### PROBLEM DESCRIPTION:
Omit the pictures, please, and give each record below again exactly.

### TASK INPUT:

[BEGIN]

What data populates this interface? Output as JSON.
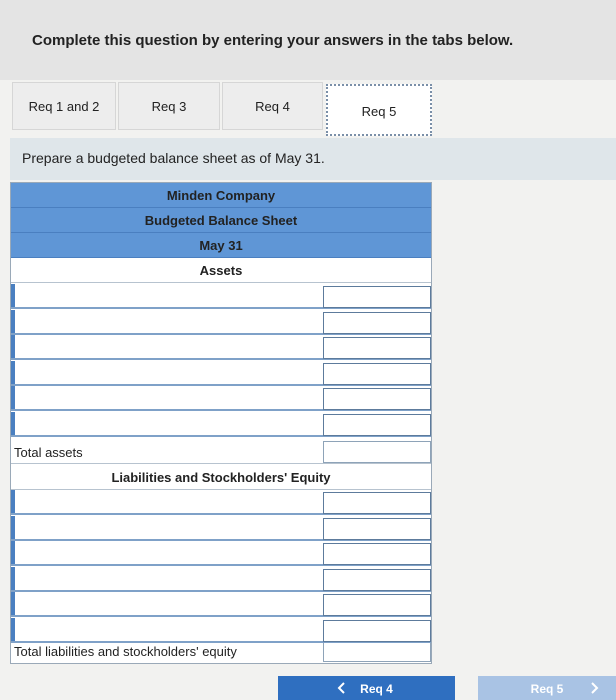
{
  "header": {
    "instruction": "Complete this question by entering your answers in the tabs below."
  },
  "tabs": [
    "Req 1 and 2",
    "Req 3",
    "Req 4",
    "Req 5"
  ],
  "prompt": "Prepare a budgeted balance sheet as of May 31.",
  "table": {
    "title": [
      "Minden Company",
      "Budgeted Balance Sheet",
      "May 31"
    ],
    "sections": [
      {
        "heading": "Assets",
        "total_label": "Total assets"
      },
      {
        "heading": "Liabilities and Stockholders' Equity",
        "total_label": "Total liabilities and stockholders' equity"
      }
    ]
  },
  "navigation": {
    "previous": "Req 4",
    "next": "Req 5"
  }
}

[END]

### SOLUTION TO THIS TASK:
What data populates this interface? Output as JSON.
{
  "header": {
    "instruction": "Complete this question by entering your answers in the tabs below."
  },
  "tabs": [
    "Req 1 and 2",
    "Req 3",
    "Req 4",
    "Req 5"
  ],
  "prompt": "Prepare a budgeted balance sheet as of May 31.",
  "table": {
    "title": [
      "Minden Company",
      "Budgeted Balance Sheet",
      "May 31"
    ],
    "sections": [
      {
        "heading": "Assets",
        "total_label": "Total assets"
      },
      {
        "heading": "Liabilities and Stockholders' Equity",
        "total_label": "Total liabilities and stockholders' equity"
      }
    ]
  },
  "navigation": {
    "previous": "Req 4",
    "next": "Req 5"
  }
}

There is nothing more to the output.